WORK INSTRUCTIONS — From the records, pick out and copy each line containing "text".

(Dataset excerpts)

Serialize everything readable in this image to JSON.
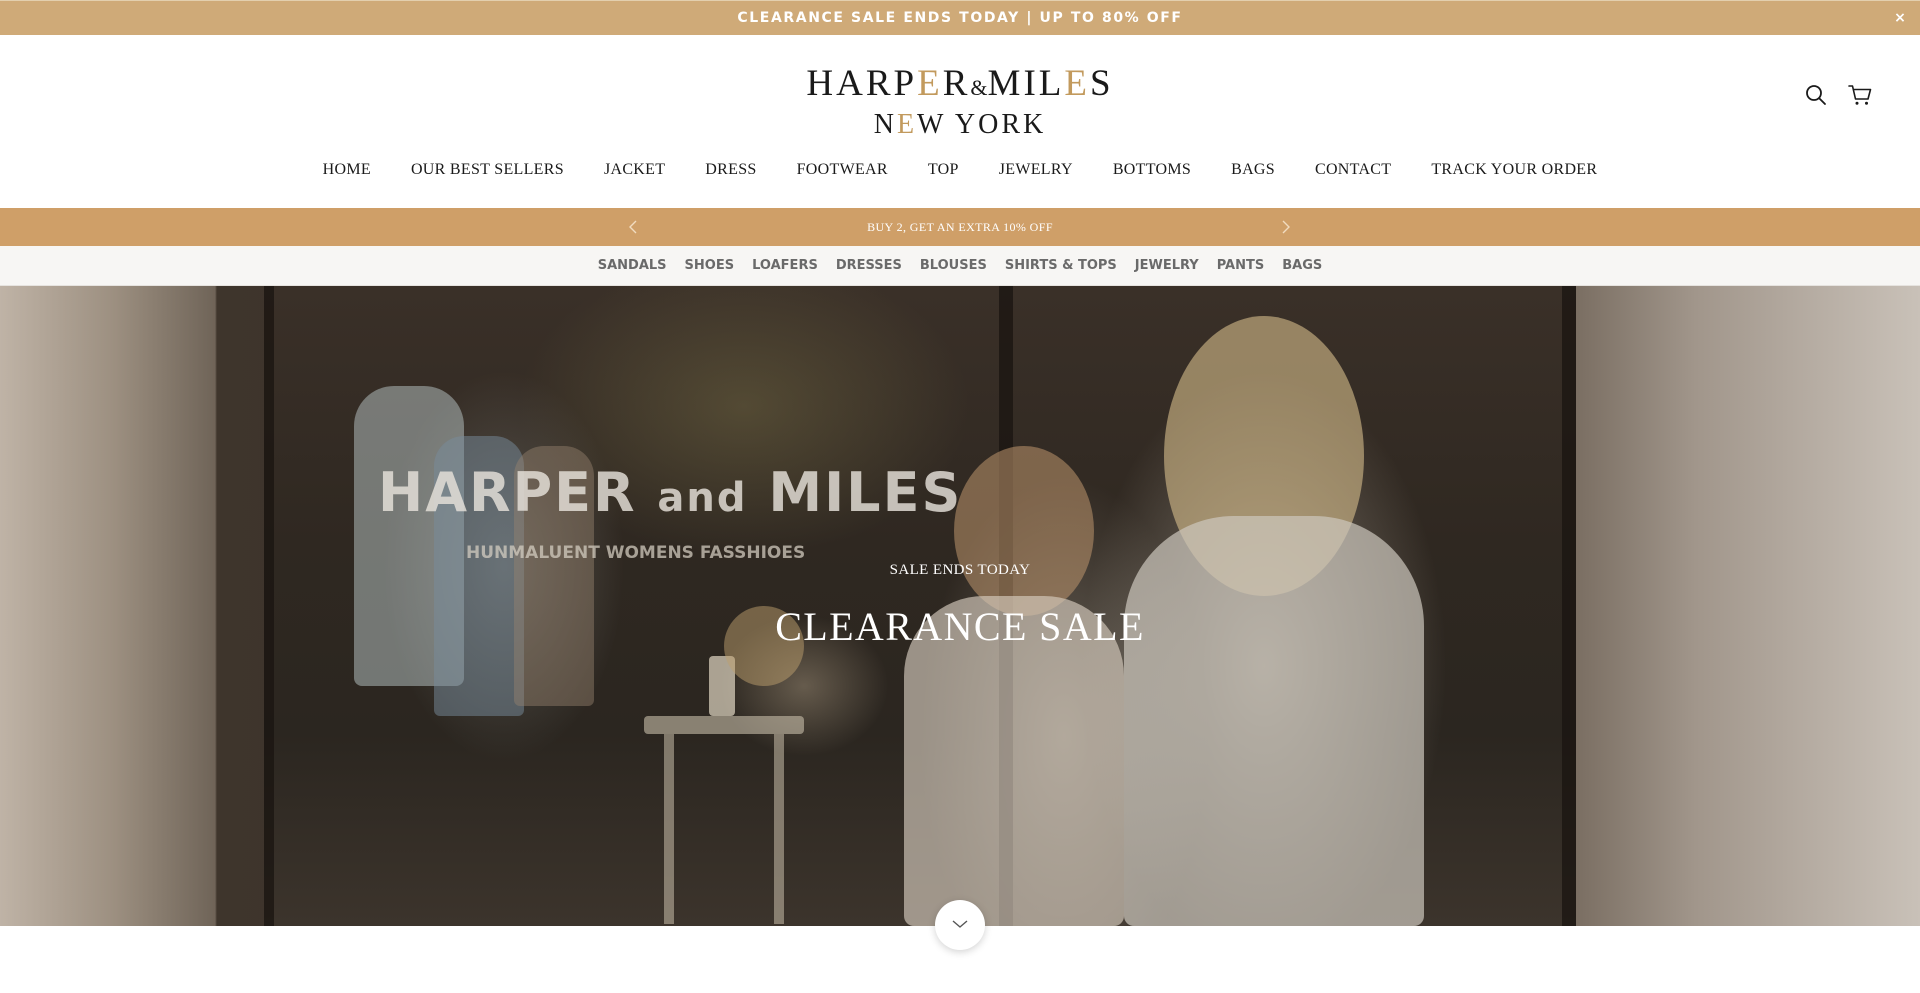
{
  "announcement": {
    "text": "CLEARANCE SALE ENDS TODAY | UP TO 80% OFF",
    "close_label": "×"
  },
  "logo": {
    "line1_a": "HARP",
    "line1_b": "E",
    "line1_c": "R",
    "line1_amp": "&",
    "line1_d": "MIL",
    "line1_e": "E",
    "line1_f": "S",
    "line2_a": "N",
    "line2_b": "E",
    "line2_c": "W YORK"
  },
  "header_icons": [
    "search-icon",
    "cart-icon"
  ],
  "main_nav": [
    {
      "label": "HOME"
    },
    {
      "label": "OUR BEST SELLERS"
    },
    {
      "label": "JACKET"
    },
    {
      "label": "DRESS"
    },
    {
      "label": "FOOTWEAR"
    },
    {
      "label": "TOP"
    },
    {
      "label": "JEWELRY"
    },
    {
      "label": "BOTTOMS"
    },
    {
      "label": "BAGS"
    },
    {
      "label": "CONTACT"
    },
    {
      "label": "TRACK YOUR ORDER"
    }
  ],
  "promo": {
    "text": "BUY 2, GET AN EXTRA 10% OFF"
  },
  "categories": [
    {
      "label": "SANDALS"
    },
    {
      "label": "SHOES"
    },
    {
      "label": "LOAFERS"
    },
    {
      "label": "DRESSES"
    },
    {
      "label": "BLOUSES"
    },
    {
      "label": "SHIRTS & TOPS"
    },
    {
      "label": "JEWELRY"
    },
    {
      "label": "PANTS"
    },
    {
      "label": "BAGS"
    }
  ],
  "hero": {
    "store_sign_a": "HARPER ",
    "store_sign_b": "and",
    "store_sign_c": " MILES",
    "store_sub": "HUNMALUENT WOMENS FASSHIOES",
    "eyebrow": "SALE ENDS TODAY",
    "title": "CLEARANCE SALE"
  },
  "colors": {
    "announcement_bg": "#cfaa78",
    "promo_bg": "#cf9f68",
    "logo_accent": "#c29a5d",
    "category_bar_bg": "#f7f6f4"
  }
}
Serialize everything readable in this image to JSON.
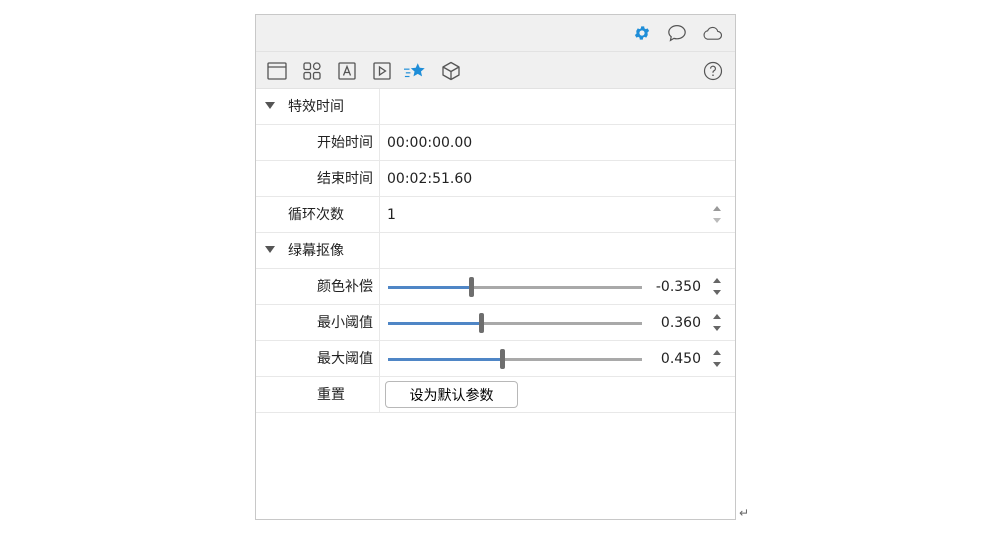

EXERCISE SOLUTION —
    "text": "CLEARANCE SALE ENDS TODAY | UP TO 80% OFF",
    "text": "BUY 2, GET AN EXTRA 10% OFF"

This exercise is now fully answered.